Objective >> Copy every record word for word.

Data lines >>
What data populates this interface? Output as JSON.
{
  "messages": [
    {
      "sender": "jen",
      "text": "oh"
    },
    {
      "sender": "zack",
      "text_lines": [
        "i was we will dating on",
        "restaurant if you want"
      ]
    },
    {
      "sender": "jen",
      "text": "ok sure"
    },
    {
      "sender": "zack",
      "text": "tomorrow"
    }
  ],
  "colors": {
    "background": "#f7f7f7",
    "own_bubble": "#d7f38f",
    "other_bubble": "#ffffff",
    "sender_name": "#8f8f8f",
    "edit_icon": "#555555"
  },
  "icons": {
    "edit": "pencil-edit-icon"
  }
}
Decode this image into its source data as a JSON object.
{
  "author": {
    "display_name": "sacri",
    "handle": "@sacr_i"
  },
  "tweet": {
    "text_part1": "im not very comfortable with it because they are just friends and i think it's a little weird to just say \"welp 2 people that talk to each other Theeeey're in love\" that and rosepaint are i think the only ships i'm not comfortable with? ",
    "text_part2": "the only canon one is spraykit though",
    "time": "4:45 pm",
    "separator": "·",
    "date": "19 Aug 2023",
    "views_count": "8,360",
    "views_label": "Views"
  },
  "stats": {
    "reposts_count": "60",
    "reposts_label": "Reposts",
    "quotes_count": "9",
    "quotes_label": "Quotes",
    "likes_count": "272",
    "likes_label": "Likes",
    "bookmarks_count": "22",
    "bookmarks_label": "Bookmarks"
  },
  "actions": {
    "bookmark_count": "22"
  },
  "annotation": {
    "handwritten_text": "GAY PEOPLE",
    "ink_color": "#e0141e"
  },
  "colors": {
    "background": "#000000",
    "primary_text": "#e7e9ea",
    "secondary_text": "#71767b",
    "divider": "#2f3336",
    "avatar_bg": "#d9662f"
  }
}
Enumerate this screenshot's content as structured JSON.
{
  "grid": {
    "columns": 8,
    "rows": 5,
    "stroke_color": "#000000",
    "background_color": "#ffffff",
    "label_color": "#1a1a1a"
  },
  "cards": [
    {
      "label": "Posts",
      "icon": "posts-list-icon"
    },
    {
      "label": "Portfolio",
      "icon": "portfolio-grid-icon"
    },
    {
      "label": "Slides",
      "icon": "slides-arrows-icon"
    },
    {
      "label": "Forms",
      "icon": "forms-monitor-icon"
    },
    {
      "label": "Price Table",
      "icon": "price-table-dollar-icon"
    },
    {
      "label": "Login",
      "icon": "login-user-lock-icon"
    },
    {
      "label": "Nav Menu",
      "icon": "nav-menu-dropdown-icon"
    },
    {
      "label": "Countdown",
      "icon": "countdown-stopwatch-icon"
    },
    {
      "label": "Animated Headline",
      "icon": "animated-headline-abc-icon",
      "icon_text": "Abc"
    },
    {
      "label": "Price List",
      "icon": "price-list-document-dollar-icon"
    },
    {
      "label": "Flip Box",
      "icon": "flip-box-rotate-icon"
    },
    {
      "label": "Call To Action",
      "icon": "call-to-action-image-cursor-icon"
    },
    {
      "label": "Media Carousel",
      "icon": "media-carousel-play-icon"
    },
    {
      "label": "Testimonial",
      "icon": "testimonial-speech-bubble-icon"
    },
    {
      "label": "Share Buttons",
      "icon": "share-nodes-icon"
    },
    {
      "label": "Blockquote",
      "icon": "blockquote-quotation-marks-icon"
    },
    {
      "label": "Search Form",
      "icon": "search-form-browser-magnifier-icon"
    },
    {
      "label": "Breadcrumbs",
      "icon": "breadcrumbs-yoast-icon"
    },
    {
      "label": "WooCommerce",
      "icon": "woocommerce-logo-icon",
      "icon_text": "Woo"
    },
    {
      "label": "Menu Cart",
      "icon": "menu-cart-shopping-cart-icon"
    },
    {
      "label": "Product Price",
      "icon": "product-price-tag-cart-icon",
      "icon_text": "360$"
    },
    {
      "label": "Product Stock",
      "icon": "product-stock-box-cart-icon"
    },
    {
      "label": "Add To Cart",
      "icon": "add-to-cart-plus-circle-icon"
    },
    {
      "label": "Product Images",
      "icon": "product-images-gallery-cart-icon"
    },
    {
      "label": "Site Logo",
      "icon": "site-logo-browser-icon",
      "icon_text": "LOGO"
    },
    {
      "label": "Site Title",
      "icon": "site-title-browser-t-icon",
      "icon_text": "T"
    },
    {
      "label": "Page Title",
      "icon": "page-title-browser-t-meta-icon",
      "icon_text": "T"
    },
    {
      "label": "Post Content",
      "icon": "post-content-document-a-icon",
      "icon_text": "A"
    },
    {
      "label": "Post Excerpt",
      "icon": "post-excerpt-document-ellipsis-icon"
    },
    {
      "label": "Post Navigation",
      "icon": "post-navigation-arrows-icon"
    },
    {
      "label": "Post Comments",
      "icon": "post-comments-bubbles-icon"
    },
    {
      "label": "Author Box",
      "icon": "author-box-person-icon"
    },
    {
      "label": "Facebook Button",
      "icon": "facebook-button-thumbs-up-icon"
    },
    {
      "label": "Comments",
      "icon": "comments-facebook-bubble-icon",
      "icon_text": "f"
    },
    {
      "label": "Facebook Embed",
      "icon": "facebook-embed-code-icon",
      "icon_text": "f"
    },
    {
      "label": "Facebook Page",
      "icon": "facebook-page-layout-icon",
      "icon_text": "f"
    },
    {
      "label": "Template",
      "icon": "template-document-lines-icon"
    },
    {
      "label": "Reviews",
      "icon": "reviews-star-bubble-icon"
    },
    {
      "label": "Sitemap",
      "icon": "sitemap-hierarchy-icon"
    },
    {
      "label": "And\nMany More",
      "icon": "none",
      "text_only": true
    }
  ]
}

Answer to the problem >>
What data populates this interface? Output as JSON.
{
  "messages": [
    {
      "sender": "jen",
      "text": "oh"
    },
    {
      "sender": "zack",
      "text_lines": [
        "i was we will dating on",
        "restaurant if you want"
      ]
    },
    {
      "sender": "jen",
      "text": "ok sure"
    },
    {
      "sender": "zack",
      "text": "tomorrow"
    }
  ],
  "colors": {
    "background": "#f7f7f7",
    "own_bubble": "#d7f38f",
    "other_bubble": "#ffffff",
    "sender_name": "#8f8f8f",
    "edit_icon": "#555555"
  },
  "icons": {
    "edit": "pencil-edit-icon"
  }
}
Decode this image into its source data as a JSON object.
{
  "author": {
    "display_name": "sacri",
    "handle": "@sacr_i"
  },
  "tweet": {
    "text_part1": "im not very comfortable with it because they are just friends and i think it's a little weird to just say \"welp 2 people that talk to each other Theeeey're in love\" that and rosepaint are i think the only ships i'm not comfortable with? ",
    "text_part2": "the only canon one is spraykit though",
    "time": "4:45 pm",
    "separator": "·",
    "date": "19 Aug 2023",
    "views_count": "8,360",
    "views_label": "Views"
  },
  "stats": {
    "reposts_count": "60",
    "reposts_label": "Reposts",
    "quotes_count": "9",
    "quotes_label": "Quotes",
    "likes_count": "272",
    "likes_label": "Likes",
    "bookmarks_count": "22",
    "bookmarks_label": "Bookmarks"
  },
  "actions": {
    "bookmark_count": "22"
  },
  "annotation": {
    "handwritten_text": "GAY PEOPLE",
    "ink_color": "#e0141e"
  },
  "colors": {
    "background": "#000000",
    "primary_text": "#e7e9ea",
    "secondary_text": "#71767b",
    "divider": "#2f3336",
    "avatar_bg": "#d9662f"
  }
}
Enumerate this screenshot's content as structured JSON.
{
  "grid": {
    "columns": 8,
    "rows": 5,
    "stroke_color": "#000000",
    "background_color": "#ffffff",
    "label_color": "#1a1a1a"
  },
  "cards": [
    {
      "label": "Posts",
      "icon": "posts-list-icon"
    },
    {
      "label": "Portfolio",
      "icon": "portfolio-grid-icon"
    },
    {
      "label": "Slides",
      "icon": "slides-arrows-icon"
    },
    {
      "label": "Forms",
      "icon": "forms-monitor-icon"
    },
    {
      "label": "Price Table",
      "icon": "price-table-dollar-icon"
    },
    {
      "label": "Login",
      "icon": "login-user-lock-icon"
    },
    {
      "label": "Nav Menu",
      "icon": "nav-menu-dropdown-icon"
    },
    {
      "label": "Countdown",
      "icon": "countdown-stopwatch-icon"
    },
    {
      "label": "Animated Headline",
      "icon": "animated-headline-abc-icon",
      "icon_text": "Abc"
    },
    {
      "label": "Price List",
      "icon": "price-list-document-dollar-icon"
    },
    {
      "label": "Flip Box",
      "icon": "flip-box-rotate-icon"
    },
    {
      "label": "Call To Action",
      "icon": "call-to-action-image-cursor-icon"
    },
    {
      "label": "Media Carousel",
      "icon": "media-carousel-play-icon"
    },
    {
      "label": "Testimonial",
      "icon": "testimonial-speech-bubble-icon"
    },
    {
      "label": "Share Buttons",
      "icon": "share-nodes-icon"
    },
    {
      "label": "Blockquote",
      "icon": "blockquote-quotation-marks-icon"
    },
    {
      "label": "Search Form",
      "icon": "search-form-browser-magnifier-icon"
    },
    {
      "label": "Breadcrumbs",
      "icon": "breadcrumbs-yoast-icon"
    },
    {
      "label": "WooCommerce",
      "icon": "woocommerce-logo-icon",
      "icon_text": "Woo"
    },
    {
      "label": "Menu Cart",
      "icon": "menu-cart-shopping-cart-icon"
    },
    {
      "label": "Product Price",
      "icon": "product-price-tag-cart-icon",
      "icon_text": "360$"
    },
    {
      "label": "Product Stock",
      "icon": "product-stock-box-cart-icon"
    },
    {
      "label": "Add To Cart",
      "icon": "add-to-cart-plus-circle-icon"
    },
    {
      "label": "Product Images",
      "icon": "product-images-gallery-cart-icon"
    },
    {
      "label": "Site Logo",
      "icon": "site-logo-browser-icon",
      "icon_text": "LOGO"
    },
    {
      "label": "Site Title",
      "icon": "site-title-browser-t-icon",
      "icon_text": "T"
    },
    {
      "label": "Page Title",
      "icon": "page-title-browser-t-meta-icon",
      "icon_text": "T"
    },
    {
      "label": "Post Content",
      "icon": "post-content-document-a-icon",
      "icon_text": "A"
    },
    {
      "label": "Post Excerpt",
      "icon": "post-excerpt-document-ellipsis-icon"
    },
    {
      "label": "Post Navigation",
      "icon": "post-navigation-arrows-icon"
    },
    {
      "label": "Post Comments",
      "icon": "post-comments-bubbles-icon"
    },
    {
      "label": "Author Box",
      "icon": "author-box-person-icon"
    },
    {
      "label": "Facebook Button",
      "icon": "facebook-button-thumbs-up-icon"
    },
    {
      "label": "Comments",
      "icon": "comments-facebook-bubble-icon",
      "icon_text": "f"
    },
    {
      "label": "Facebook Embed",
      "icon": "facebook-embed-code-icon",
      "icon_text": "f"
    },
    {
      "label": "Facebook Page",
      "icon": "facebook-page-layout-icon",
      "icon_text": "f"
    },
    {
      "label": "Template",
      "icon": "template-document-lines-icon"
    },
    {
      "label": "Reviews",
      "icon": "reviews-star-bubble-icon"
    },
    {
      "label": "Sitemap",
      "icon": "sitemap-hierarchy-icon"
    },
    {
      "label": "And\nMany More",
      "icon": "none",
      "text_only": true
    }
  ]
}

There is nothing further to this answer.